◆ **Data to process**:
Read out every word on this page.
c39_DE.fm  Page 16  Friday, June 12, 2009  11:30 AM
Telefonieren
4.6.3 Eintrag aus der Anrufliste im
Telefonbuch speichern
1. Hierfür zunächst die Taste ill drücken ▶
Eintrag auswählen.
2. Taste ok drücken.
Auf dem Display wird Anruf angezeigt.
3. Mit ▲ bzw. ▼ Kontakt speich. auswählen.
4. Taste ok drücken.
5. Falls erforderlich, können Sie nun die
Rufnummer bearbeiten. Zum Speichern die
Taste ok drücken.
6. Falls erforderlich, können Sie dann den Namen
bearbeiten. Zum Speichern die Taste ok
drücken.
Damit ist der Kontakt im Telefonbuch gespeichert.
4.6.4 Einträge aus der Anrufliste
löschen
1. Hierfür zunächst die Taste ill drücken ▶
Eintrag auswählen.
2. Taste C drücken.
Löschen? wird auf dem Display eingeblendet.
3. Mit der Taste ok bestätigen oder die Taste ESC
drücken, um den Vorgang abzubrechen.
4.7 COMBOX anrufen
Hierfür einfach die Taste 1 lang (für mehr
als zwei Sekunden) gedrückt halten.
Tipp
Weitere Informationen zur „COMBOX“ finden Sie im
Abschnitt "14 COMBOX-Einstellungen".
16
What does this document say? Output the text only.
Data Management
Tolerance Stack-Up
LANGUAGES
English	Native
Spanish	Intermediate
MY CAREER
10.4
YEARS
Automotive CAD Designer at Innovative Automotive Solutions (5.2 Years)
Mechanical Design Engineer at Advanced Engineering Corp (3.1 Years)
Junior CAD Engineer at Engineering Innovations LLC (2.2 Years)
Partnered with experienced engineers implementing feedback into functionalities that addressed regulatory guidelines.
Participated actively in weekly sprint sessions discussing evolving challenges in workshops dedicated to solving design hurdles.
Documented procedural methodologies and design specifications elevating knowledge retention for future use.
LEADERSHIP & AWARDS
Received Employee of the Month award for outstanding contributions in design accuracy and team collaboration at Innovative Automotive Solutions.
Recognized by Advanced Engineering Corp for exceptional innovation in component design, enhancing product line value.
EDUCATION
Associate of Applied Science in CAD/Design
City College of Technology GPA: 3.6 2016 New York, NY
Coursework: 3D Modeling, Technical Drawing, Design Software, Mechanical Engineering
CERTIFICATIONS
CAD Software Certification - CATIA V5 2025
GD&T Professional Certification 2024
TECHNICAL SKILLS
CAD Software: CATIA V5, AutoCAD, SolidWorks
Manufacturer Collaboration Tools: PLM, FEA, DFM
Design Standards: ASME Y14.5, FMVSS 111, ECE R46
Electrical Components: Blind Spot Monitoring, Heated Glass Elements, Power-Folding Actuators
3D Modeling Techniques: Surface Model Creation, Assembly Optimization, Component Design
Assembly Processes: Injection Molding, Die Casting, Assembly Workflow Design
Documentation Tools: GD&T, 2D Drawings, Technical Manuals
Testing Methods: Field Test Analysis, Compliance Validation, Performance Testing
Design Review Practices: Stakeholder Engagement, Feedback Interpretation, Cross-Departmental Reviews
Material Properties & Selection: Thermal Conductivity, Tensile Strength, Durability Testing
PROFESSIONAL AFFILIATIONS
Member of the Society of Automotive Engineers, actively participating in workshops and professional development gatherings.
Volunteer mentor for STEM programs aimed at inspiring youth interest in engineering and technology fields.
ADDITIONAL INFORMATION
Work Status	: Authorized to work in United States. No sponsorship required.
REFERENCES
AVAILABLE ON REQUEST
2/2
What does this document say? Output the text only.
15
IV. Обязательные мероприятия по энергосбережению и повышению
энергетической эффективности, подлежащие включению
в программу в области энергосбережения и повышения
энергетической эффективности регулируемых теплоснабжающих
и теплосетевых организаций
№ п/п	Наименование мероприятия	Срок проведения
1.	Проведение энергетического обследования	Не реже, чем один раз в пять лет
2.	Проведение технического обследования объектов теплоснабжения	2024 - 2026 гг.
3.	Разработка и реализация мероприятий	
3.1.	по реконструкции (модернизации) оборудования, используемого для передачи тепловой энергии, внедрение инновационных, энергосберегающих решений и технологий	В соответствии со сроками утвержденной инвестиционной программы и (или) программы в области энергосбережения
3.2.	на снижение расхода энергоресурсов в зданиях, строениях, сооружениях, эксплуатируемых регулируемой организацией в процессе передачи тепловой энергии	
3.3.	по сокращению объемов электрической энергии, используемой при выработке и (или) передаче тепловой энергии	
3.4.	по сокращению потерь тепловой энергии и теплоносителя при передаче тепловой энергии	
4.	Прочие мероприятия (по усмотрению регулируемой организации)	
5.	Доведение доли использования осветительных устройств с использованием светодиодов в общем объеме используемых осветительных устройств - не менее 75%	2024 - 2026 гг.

◆ **Challenge**: Reproduce the whole listing word for word.

◆ **Output**:
Read out every word on this page.
c39_DE.fm  Page 16  Friday, June 12, 2009  11:30 AM
Telefonieren
4.6.3 Eintrag aus der Anrufliste im
Telefonbuch speichern
1. Hierfür zunächst die Taste ill drücken ▶
Eintrag auswählen.
2. Taste ok drücken.
Auf dem Display wird Anruf angezeigt.
3. Mit ▲ bzw. ▼ Kontakt speich. auswählen.
4. Taste ok drücken.
5. Falls erforderlich, können Sie nun die
Rufnummer bearbeiten. Zum Speichern die
Taste ok drücken.
6. Falls erforderlich, können Sie dann den Namen
bearbeiten. Zum Speichern die Taste ok
drücken.
Damit ist der Kontakt im Telefonbuch gespeichert.
4.6.4 Einträge aus der Anrufliste
löschen
1. Hierfür zunächst die Taste ill drücken ▶
Eintrag auswählen.
2. Taste C drücken.
Löschen? wird auf dem Display eingeblendet.
3. Mit der Taste ok bestätigen oder die Taste ESC
drücken, um den Vorgang abzubrechen.
4.7 COMBOX anrufen
Hierfür einfach die Taste 1 lang (für mehr
als zwei Sekunden) gedrückt halten.
Tipp
Weitere Informationen zur „COMBOX“ finden Sie im
Abschnitt "14 COMBOX-Einstellungen".
16
What does this document say? Output the text only.
Data Management
Tolerance Stack-Up
LANGUAGES
English	Native
Spanish	Intermediate
MY CAREER
10.4
YEARS
Automotive CAD Designer at Innovative Automotive Solutions (5.2 Years)
Mechanical Design Engineer at Advanced Engineering Corp (3.1 Years)
Junior CAD Engineer at Engineering Innovations LLC (2.2 Years)
Partnered with experienced engineers implementing feedback into functionalities that addressed regulatory guidelines.
Participated actively in weekly sprint sessions discussing evolving challenges in workshops dedicated to solving design hurdles.
Documented procedural methodologies and design specifications elevating knowledge retention for future use.
LEADERSHIP & AWARDS
Received Employee of the Month award for outstanding contributions in design accuracy and team collaboration at Innovative Automotive Solutions.
Recognized by Advanced Engineering Corp for exceptional innovation in component design, enhancing product line value.
EDUCATION
Associate of Applied Science in CAD/Design
City College of Technology GPA: 3.6 2016 New York, NY
Coursework: 3D Modeling, Technical Drawing, Design Software, Mechanical Engineering
CERTIFICATIONS
CAD Software Certification - CATIA V5 2025
GD&T Professional Certification 2024
TECHNICAL SKILLS
CAD Software: CATIA V5, AutoCAD, SolidWorks
Manufacturer Collaboration Tools: PLM, FEA, DFM
Design Standards: ASME Y14.5, FMVSS 111, ECE R46
Electrical Components: Blind Spot Monitoring, Heated Glass Elements, Power-Folding Actuators
3D Modeling Techniques: Surface Model Creation, Assembly Optimization, Component Design
Assembly Processes: Injection Molding, Die Casting, Assembly Workflow Design
Documentation Tools: GD&T, 2D Drawings, Technical Manuals
Testing Methods: Field Test Analysis, Compliance Validation, Performance Testing
Design Review Practices: Stakeholder Engagement, Feedback Interpretation, Cross-Departmental Reviews
Material Properties & Selection: Thermal Conductivity, Tensile Strength, Durability Testing
PROFESSIONAL AFFILIATIONS
Member of the Society of Automotive Engineers, actively participating in workshops and professional development gatherings.
Volunteer mentor for STEM programs aimed at inspiring youth interest in engineering and technology fields.
ADDITIONAL INFORMATION
Work Status	: Authorized to work in United States. No sponsorship required.
REFERENCES
AVAILABLE ON REQUEST
2/2
What does this document say? Output the text only.
15
IV. Обязательные мероприятия по энергосбережению и повышению
энергетической эффективности, подлежащие включению
в программу в области энергосбережения и повышения
энергетической эффективности регулируемых теплоснабжающих
и теплосетевых организаций
№ п/п	Наименование мероприятия	Срок проведения
1.	Проведение энергетического обследования	Не реже, чем один раз в пять лет
2.	Проведение технического обследования объектов теплоснабжения	2024 - 2026 гг.
3.	Разработка и реализация мероприятий	
3.1.	по реконструкции (модернизации) оборудования, используемого для передачи тепловой энергии, внедрение инновационных, энергосберегающих решений и технологий	В соответствии со сроками утвержденной инвестиционной программы и (или) программы в области энергосбережения
3.2.	на снижение расхода энергоресурсов в зданиях, строениях, сооружениях, эксплуатируемых регулируемой организацией в процессе передачи тепловой энергии	
3.3.	по сокращению объемов электрической энергии, используемой при выработке и (или) передаче тепловой энергии	
3.4.	по сокращению потерь тепловой энергии и теплоносителя при передаче тепловой энергии	
4.	Прочие мероприятия (по усмотрению регулируемой организации)	
5.	Доведение доли использования осветительных устройств с использованием светодиодов в общем объеме используемых осветительных устройств - не менее 75%	2024 - 2026 гг.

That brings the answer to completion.